━━━ DATA FOR PROCESSING ━━━

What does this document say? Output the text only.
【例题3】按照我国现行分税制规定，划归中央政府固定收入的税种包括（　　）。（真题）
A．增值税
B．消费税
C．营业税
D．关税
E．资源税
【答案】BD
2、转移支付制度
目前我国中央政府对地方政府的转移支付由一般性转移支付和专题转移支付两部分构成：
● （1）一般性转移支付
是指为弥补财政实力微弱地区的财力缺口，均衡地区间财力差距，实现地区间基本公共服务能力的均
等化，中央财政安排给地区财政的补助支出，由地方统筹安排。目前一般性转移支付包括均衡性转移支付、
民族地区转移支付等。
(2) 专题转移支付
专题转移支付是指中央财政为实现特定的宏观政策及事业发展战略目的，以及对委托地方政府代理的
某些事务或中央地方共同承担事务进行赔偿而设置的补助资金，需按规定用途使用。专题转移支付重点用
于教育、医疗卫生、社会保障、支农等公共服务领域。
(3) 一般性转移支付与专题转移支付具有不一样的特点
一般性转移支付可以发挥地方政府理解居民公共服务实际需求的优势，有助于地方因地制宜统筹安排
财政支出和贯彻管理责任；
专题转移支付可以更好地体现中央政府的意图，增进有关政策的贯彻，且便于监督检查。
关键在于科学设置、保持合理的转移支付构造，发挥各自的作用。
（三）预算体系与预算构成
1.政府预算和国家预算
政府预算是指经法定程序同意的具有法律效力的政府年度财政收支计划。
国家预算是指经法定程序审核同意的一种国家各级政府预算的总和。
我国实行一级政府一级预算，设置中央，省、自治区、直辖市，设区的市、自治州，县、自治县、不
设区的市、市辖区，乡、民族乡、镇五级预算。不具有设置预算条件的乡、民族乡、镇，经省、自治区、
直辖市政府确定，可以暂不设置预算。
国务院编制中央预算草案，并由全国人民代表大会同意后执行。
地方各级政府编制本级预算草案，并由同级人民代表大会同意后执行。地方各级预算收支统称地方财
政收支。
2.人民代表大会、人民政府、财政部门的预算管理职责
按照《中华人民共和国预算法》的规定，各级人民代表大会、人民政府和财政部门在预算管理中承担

━━━

- _AIM_
Set down the material above again, word for word.

- _RESULT BELOW_
What does this document say? Output the text only.
【例题3】按照我国现行分税制规定，划归中央政府固定收入的税种包括（　　）。（真题）
A．增值税
B．消费税
C．营业税
D．关税
E．资源税
【答案】BD
2、转移支付制度
目前我国中央政府对地方政府的转移支付由一般性转移支付和专题转移支付两部分构成：
● （1）一般性转移支付
是指为弥补财政实力微弱地区的财力缺口，均衡地区间财力差距，实现地区间基本公共服务能力的均
等化，中央财政安排给地区财政的补助支出，由地方统筹安排。目前一般性转移支付包括均衡性转移支付、
民族地区转移支付等。
(2) 专题转移支付
专题转移支付是指中央财政为实现特定的宏观政策及事业发展战略目的，以及对委托地方政府代理的
某些事务或中央地方共同承担事务进行赔偿而设置的补助资金，需按规定用途使用。专题转移支付重点用
于教育、医疗卫生、社会保障、支农等公共服务领域。
(3) 一般性转移支付与专题转移支付具有不一样的特点
一般性转移支付可以发挥地方政府理解居民公共服务实际需求的优势，有助于地方因地制宜统筹安排
财政支出和贯彻管理责任；
专题转移支付可以更好地体现中央政府的意图，增进有关政策的贯彻，且便于监督检查。
关键在于科学设置、保持合理的转移支付构造，发挥各自的作用。
（三）预算体系与预算构成
1.政府预算和国家预算
政府预算是指经法定程序同意的具有法律效力的政府年度财政收支计划。
国家预算是指经法定程序审核同意的一种国家各级政府预算的总和。
我国实行一级政府一级预算，设置中央，省、自治区、直辖市，设区的市、自治州，县、自治县、不
设区的市、市辖区，乡、民族乡、镇五级预算。不具有设置预算条件的乡、民族乡、镇，经省、自治区、
直辖市政府确定，可以暂不设置预算。
国务院编制中央预算草案，并由全国人民代表大会同意后执行。
地方各级政府编制本级预算草案，并由同级人民代表大会同意后执行。地方各级预算收支统称地方财
政收支。
2.人民代表大会、人民政府、财政部门的预算管理职责
按照《中华人民共和国预算法》的规定，各级人民代表大会、人民政府和财政部门在预算管理中承担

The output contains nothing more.